▸ What to do
Restate the full listing word for word and leave the pictures out.

::: Available data

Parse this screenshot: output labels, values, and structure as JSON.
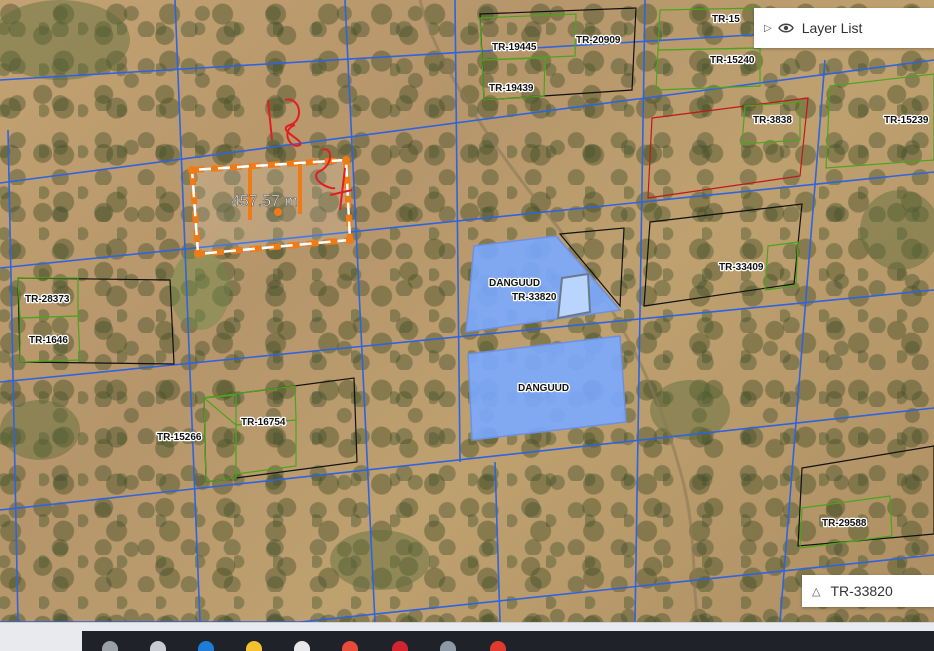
{
  "map": {
    "measurement": "457.57 m",
    "annotation": "18 24",
    "plots": [
      {
        "id": "TR-19445"
      },
      {
        "id": "TR-20909"
      },
      {
        "id": "TR-19439"
      },
      {
        "id": "TR-15"
      },
      {
        "id": "TR-15240"
      },
      {
        "id": "TR-3838"
      },
      {
        "id": "TR-15239"
      },
      {
        "id": "TR-33409"
      },
      {
        "id": "TR-28373"
      },
      {
        "id": "TR-1646"
      },
      {
        "id": "TR-15266"
      },
      {
        "id": "TR-16754"
      },
      {
        "id": "TR-29588"
      },
      {
        "id": "DANGUUD"
      },
      {
        "id": "TR-33820"
      },
      {
        "id": "DANGUUD"
      }
    ],
    "colors": {
      "grid": "#2f63e0",
      "parcel_green": "#4aa51c",
      "parcel_black": "#111111",
      "parcel_red": "#c01818",
      "selected_fill": "#7aaaff",
      "measure": "#f07a16"
    }
  },
  "layer_list": {
    "label": "Layer List",
    "icons": [
      "expand-arrow-icon",
      "eye-icon"
    ]
  },
  "search": {
    "value": "TR-33820",
    "icon": "chevron-up-icon"
  },
  "taskbar": {
    "icons": [
      "search-icon",
      "task-view-icon",
      "edge-icon",
      "file-explorer-icon",
      "store-icon",
      "settings-icon",
      "opera-icon",
      "photos-icon",
      "chrome-icon"
    ]
  }
}
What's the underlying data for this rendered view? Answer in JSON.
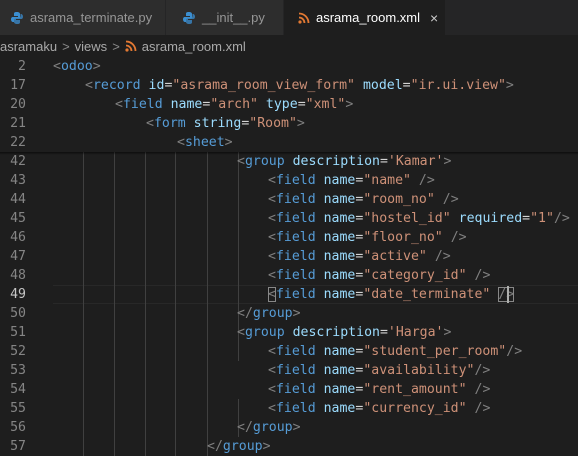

::::::

▸ Worked solution
Parse this screenshot: output labels, values, and structure as JSON.
{
  "map": {
    "measurement": "457.57 m",
    "annotation": "18 24",
    "plots": [
      {
        "id": "TR-19445"
      },
      {
        "id": "TR-20909"
      },
      {
        "id": "TR-19439"
      },
      {
        "id": "TR-15"
      },
      {
        "id": "TR-15240"
      },
      {
        "id": "TR-3838"
      },
      {
        "id": "TR-15239"
      },
      {
        "id": "TR-33409"
      },
      {
        "id": "TR-28373"
      },
      {
        "id": "TR-1646"
      },
      {
        "id": "TR-15266"
      },
      {
        "id": "TR-16754"
      },
      {
        "id": "TR-29588"
      },
      {
        "id": "DANGUUD"
      },
      {
        "id": "TR-33820"
      },
      {
        "id": "DANGUUD"
      }
    ],
    "colors": {
      "grid": "#2f63e0",
      "parcel_green": "#4aa51c",
      "parcel_black": "#111111",
      "parcel_red": "#c01818",
      "selected_fill": "#7aaaff",
      "measure": "#f07a16"
    }
  },
  "layer_list": {
    "label": "Layer List",
    "icons": [
      "expand-arrow-icon",
      "eye-icon"
    ]
  },
  "search": {
    "value": "TR-33820",
    "icon": "chevron-up-icon"
  },
  "taskbar": {
    "icons": [
      "search-icon",
      "task-view-icon",
      "edge-icon",
      "file-explorer-icon",
      "store-icon",
      "settings-icon",
      "opera-icon",
      "photos-icon",
      "chrome-icon"
    ]
  }
}
What's the underlying data for this rendered view? Answer in JSON.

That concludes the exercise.